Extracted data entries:
Begin

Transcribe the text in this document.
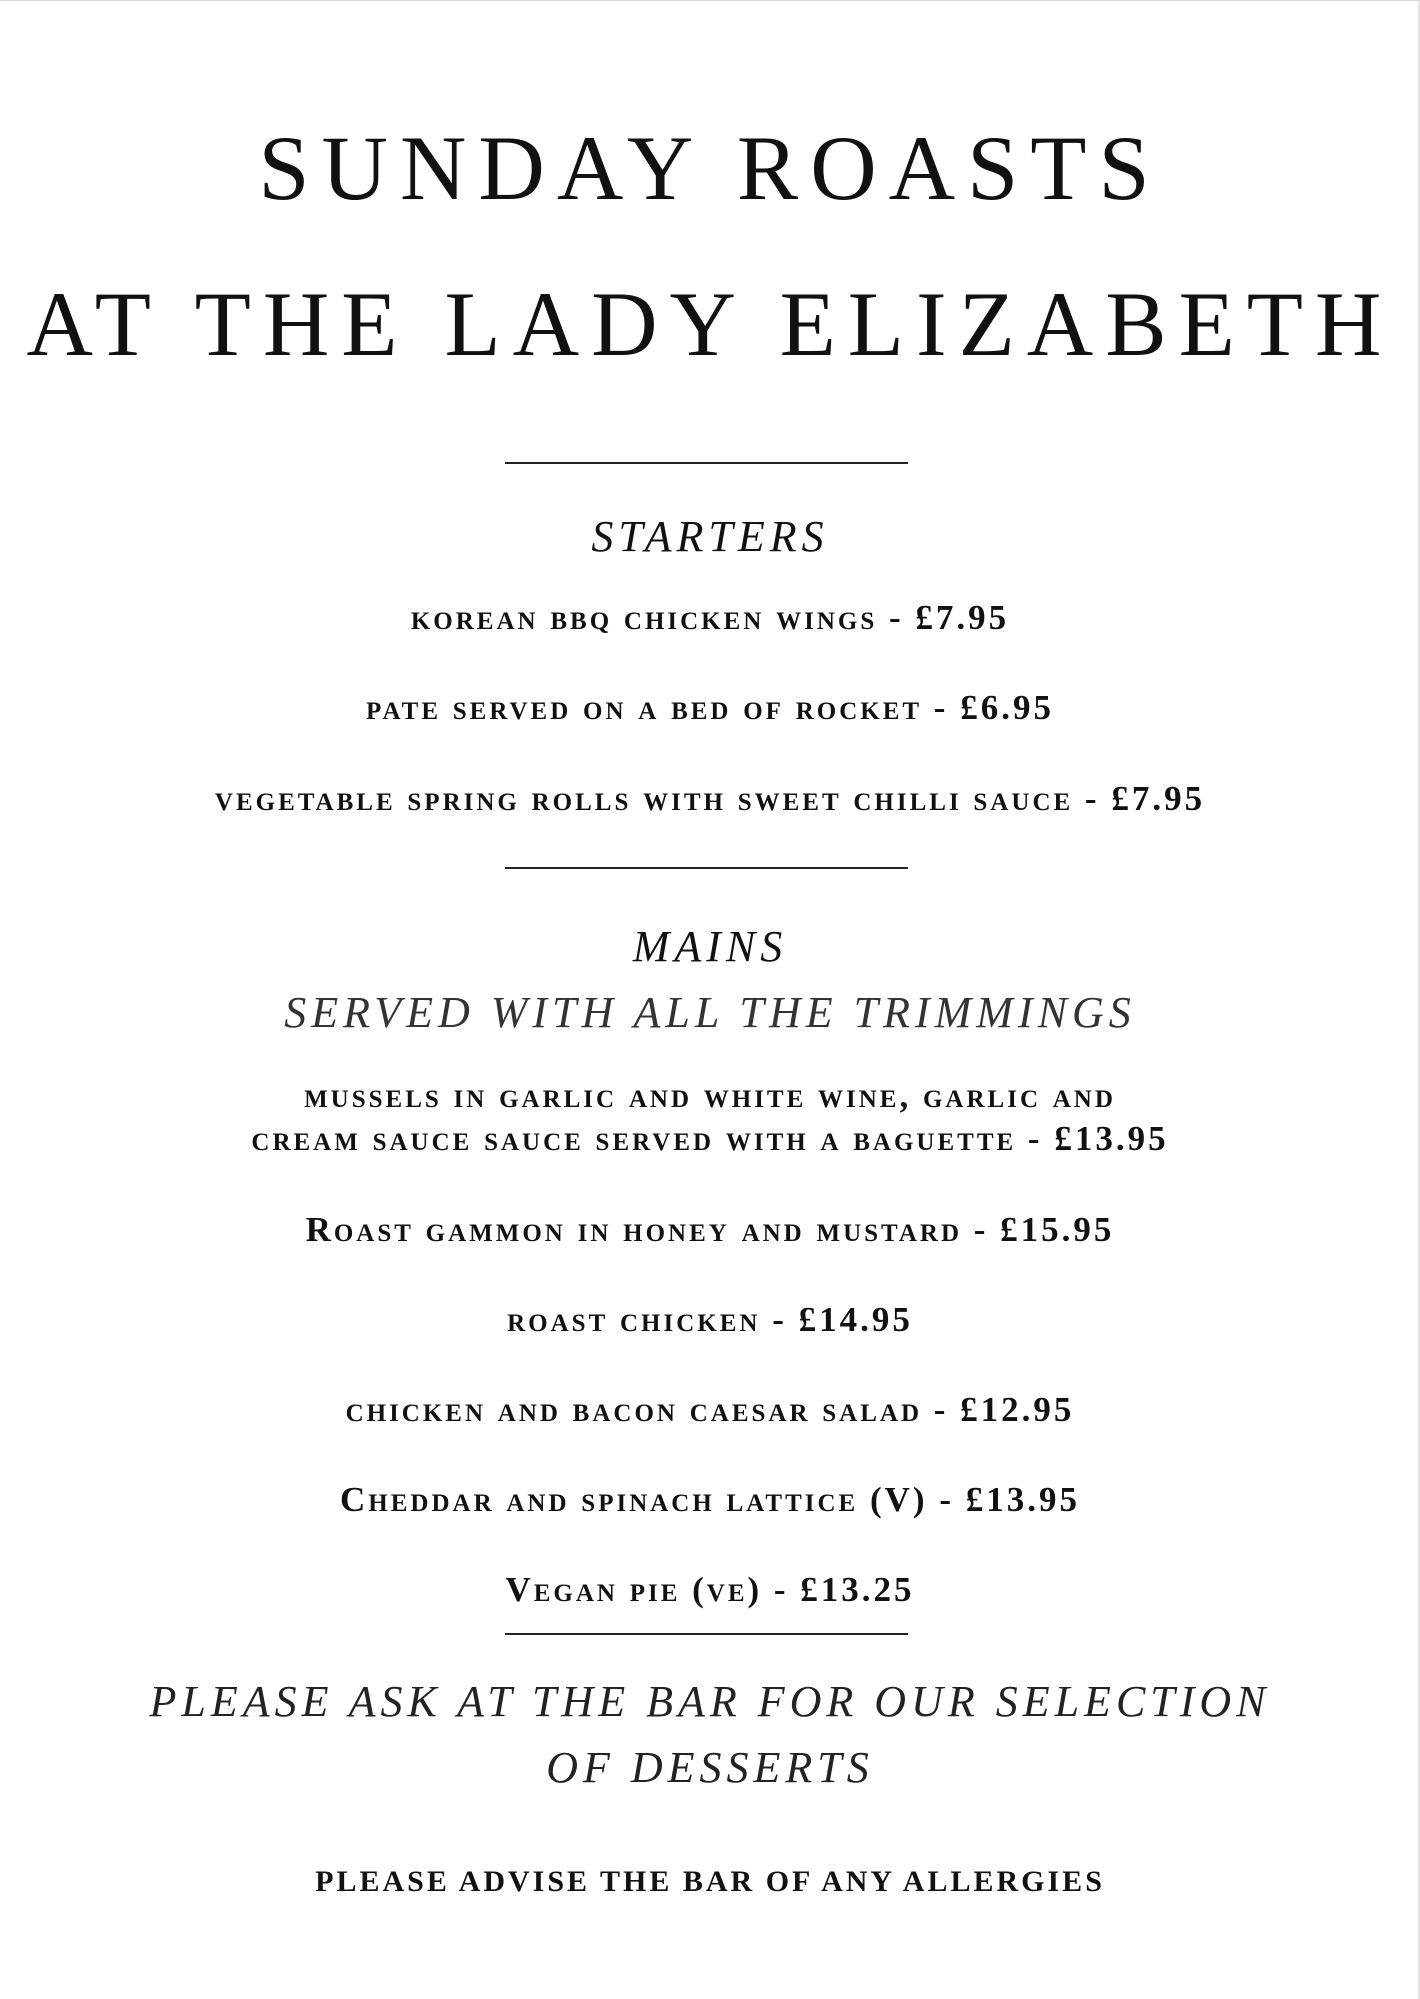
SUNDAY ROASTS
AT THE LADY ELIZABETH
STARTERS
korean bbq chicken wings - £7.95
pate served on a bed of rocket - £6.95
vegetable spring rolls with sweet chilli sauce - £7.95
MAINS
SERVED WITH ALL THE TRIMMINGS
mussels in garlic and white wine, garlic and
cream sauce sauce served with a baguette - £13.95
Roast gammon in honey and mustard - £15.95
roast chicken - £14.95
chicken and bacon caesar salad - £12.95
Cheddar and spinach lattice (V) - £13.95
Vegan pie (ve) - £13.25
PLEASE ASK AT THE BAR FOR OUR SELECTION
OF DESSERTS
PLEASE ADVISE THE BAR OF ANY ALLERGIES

End

TASK OBJECTIVE:
Output every entry exactly as given; pictures are not part of the copy.

CORRECT RESULT:
Transcribe the text in this document.
SUNDAY ROASTS
AT THE LADY ELIZABETH
STARTERS
korean bbq chicken wings - £7.95
pate served on a bed of rocket - £6.95
vegetable spring rolls with sweet chilli sauce - £7.95
MAINS
SERVED WITH ALL THE TRIMMINGS
mussels in garlic and white wine, garlic and
cream sauce sauce served with a baguette - £13.95
Roast gammon in honey and mustard - £15.95
roast chicken - £14.95
chicken and bacon caesar salad - £12.95
Cheddar and spinach lattice (V) - £13.95
Vegan pie (ve) - £13.25
PLEASE ASK AT THE BAR FOR OUR SELECTION
OF DESSERTS
PLEASE ADVISE THE BAR OF ANY ALLERGIES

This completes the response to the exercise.